--- START ---

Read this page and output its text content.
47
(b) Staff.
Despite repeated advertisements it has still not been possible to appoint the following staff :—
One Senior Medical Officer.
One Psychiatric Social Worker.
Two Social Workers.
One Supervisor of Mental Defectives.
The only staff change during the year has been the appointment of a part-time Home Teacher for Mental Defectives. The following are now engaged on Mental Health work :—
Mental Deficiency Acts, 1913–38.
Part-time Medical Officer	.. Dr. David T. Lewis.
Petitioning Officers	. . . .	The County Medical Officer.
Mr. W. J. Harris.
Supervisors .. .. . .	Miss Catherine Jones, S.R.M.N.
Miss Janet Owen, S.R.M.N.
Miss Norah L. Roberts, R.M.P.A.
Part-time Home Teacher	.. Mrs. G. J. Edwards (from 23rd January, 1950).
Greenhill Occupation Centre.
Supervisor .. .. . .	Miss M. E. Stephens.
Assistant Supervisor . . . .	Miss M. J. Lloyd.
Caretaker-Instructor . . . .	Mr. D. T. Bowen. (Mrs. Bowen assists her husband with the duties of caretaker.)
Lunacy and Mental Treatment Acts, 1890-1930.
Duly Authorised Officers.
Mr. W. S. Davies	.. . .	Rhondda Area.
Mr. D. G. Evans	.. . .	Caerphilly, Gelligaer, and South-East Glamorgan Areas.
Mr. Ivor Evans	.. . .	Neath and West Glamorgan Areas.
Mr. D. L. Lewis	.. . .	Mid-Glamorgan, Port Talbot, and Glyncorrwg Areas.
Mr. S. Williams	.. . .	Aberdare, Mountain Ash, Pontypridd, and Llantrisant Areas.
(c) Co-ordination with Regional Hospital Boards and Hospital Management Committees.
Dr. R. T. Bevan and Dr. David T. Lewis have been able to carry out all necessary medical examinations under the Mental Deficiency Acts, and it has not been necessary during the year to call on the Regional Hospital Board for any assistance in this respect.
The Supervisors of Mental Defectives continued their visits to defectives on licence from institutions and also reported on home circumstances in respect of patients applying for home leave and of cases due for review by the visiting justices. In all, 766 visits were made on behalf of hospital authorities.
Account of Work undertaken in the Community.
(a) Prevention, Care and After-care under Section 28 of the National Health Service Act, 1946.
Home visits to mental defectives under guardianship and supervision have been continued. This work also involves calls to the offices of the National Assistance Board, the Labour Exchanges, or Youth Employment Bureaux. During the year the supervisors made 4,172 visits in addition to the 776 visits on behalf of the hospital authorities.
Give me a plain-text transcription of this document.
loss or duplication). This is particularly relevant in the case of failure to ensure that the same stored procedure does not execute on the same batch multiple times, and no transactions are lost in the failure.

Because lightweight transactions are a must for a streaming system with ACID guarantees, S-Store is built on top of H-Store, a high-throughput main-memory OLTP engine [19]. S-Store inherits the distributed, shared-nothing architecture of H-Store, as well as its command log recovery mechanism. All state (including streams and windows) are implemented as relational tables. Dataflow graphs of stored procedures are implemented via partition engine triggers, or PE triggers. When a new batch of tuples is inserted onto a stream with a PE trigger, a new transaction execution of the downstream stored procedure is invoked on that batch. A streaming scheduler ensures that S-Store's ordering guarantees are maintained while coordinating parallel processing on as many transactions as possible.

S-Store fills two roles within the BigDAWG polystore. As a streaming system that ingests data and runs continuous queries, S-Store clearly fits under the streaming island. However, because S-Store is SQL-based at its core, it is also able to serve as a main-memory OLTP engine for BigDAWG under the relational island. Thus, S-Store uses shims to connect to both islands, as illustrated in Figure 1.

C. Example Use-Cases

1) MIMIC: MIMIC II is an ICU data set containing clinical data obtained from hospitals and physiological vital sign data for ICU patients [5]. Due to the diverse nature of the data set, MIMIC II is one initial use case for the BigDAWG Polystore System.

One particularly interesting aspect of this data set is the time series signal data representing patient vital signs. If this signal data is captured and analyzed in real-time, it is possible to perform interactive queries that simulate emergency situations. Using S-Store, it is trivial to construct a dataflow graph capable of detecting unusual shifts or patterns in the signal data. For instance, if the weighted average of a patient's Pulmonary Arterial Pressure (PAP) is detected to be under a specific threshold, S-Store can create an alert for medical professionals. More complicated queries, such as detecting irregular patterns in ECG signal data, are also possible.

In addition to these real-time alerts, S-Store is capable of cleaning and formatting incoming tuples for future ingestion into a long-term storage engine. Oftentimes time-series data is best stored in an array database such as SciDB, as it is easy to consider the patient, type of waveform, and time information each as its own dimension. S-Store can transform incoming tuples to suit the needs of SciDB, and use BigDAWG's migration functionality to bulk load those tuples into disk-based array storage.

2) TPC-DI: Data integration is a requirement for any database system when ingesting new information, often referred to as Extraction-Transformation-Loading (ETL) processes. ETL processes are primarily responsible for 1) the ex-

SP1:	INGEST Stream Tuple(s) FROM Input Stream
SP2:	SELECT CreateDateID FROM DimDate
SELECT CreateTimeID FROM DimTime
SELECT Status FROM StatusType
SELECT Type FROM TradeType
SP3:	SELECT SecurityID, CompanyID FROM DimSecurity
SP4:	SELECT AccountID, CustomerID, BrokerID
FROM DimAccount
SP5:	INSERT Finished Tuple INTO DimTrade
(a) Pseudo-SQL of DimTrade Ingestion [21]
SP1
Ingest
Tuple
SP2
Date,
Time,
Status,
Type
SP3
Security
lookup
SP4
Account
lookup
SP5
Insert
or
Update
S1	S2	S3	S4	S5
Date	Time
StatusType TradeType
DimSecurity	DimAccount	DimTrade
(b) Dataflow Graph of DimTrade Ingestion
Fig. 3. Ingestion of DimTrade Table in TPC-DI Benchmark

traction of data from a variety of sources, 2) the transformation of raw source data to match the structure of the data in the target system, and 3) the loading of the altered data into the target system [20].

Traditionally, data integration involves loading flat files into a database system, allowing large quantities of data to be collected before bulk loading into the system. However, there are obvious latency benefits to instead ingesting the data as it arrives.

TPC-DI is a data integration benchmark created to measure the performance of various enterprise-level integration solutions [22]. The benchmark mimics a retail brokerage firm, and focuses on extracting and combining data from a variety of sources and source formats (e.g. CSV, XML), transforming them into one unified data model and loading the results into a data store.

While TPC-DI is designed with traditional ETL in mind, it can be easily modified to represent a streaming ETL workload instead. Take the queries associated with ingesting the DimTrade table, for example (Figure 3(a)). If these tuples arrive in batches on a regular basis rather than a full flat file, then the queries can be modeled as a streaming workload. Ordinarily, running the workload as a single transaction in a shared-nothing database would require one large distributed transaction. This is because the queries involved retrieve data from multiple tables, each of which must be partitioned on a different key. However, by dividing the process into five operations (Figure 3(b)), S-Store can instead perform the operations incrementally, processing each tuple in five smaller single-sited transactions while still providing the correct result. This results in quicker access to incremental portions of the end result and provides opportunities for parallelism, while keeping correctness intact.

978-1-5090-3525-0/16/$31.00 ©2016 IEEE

--- END ---

Work item - What is the count of lines in the data above containing the string "relational"? Write the number and nothing else.

Answer to this task - 2